▸ Exercise: Look for the string "this" and copy every line that has it.
[begin Available records]
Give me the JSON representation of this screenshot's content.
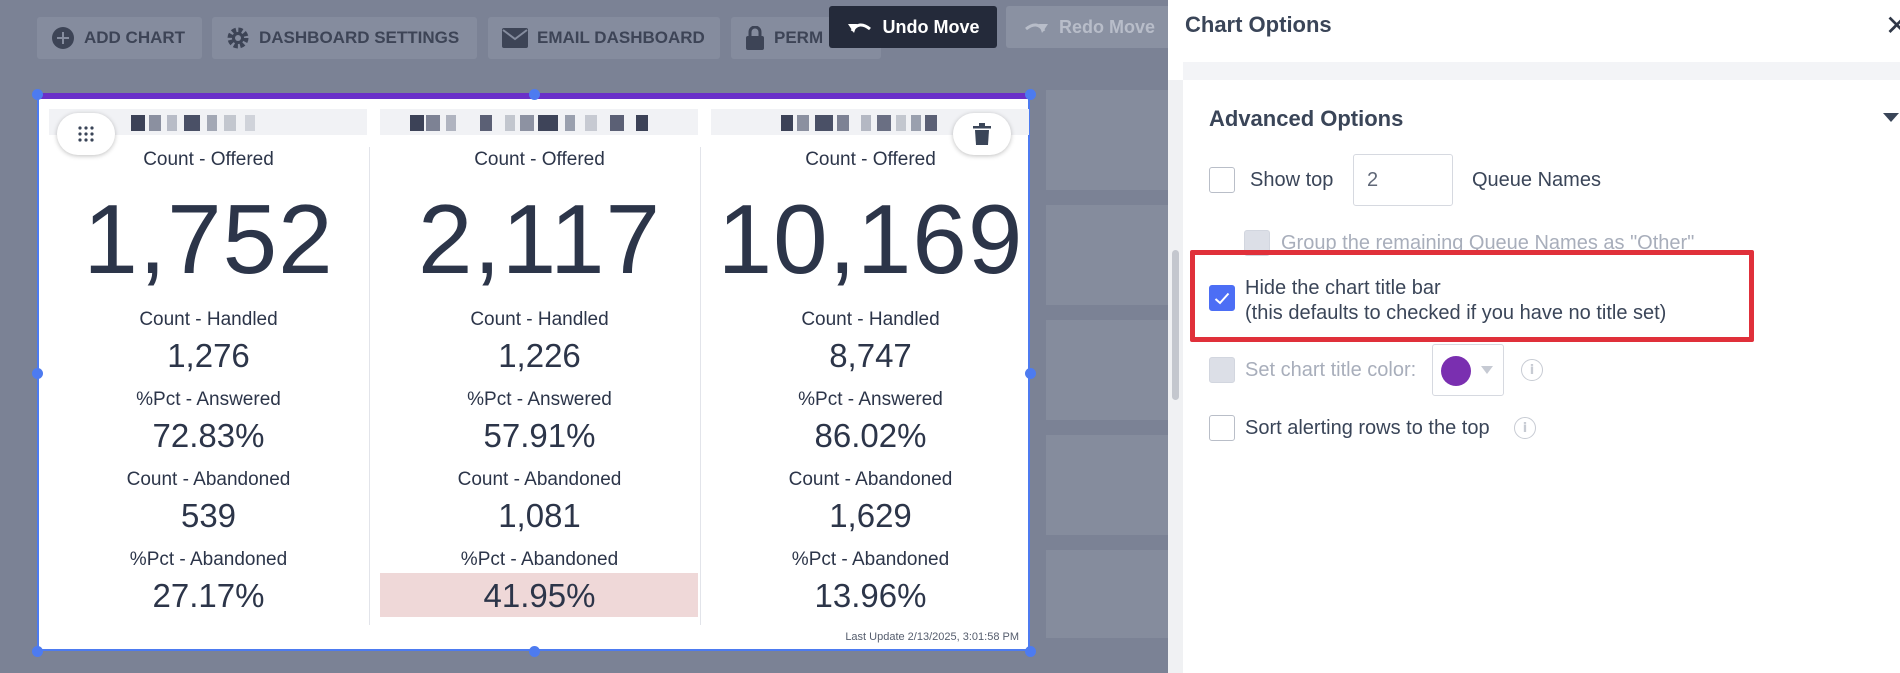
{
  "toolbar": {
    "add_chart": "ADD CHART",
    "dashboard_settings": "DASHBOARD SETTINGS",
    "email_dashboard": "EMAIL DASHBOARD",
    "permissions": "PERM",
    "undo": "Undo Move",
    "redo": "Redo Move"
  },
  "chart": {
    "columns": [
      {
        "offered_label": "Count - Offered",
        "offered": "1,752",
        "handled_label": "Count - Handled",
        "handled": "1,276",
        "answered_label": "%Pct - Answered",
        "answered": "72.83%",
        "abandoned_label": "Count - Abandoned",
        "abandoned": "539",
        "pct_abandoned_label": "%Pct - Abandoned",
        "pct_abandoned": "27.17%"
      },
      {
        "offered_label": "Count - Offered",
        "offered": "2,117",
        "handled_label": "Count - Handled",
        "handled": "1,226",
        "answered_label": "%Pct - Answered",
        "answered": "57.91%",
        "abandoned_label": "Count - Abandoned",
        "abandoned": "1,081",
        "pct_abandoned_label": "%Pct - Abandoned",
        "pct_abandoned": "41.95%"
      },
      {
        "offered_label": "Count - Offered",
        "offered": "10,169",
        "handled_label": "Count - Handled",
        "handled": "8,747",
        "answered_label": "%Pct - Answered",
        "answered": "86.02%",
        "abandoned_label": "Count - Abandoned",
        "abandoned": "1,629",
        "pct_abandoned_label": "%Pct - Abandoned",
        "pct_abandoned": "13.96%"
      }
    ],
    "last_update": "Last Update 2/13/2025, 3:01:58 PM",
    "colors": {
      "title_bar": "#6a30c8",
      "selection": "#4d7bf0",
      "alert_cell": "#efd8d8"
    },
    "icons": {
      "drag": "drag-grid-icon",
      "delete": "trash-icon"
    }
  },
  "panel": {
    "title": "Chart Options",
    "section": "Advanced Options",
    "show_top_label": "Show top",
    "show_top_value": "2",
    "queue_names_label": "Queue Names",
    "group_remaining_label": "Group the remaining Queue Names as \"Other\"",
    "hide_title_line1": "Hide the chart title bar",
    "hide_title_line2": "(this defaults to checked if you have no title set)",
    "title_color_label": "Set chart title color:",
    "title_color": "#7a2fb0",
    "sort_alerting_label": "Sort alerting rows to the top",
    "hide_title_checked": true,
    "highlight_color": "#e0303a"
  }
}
[end Available records]
▸ Reply:
Give me the JSON representation of this screenshot's content.
    "hide_title_line2": "(this defaults to checked if you have no title set)",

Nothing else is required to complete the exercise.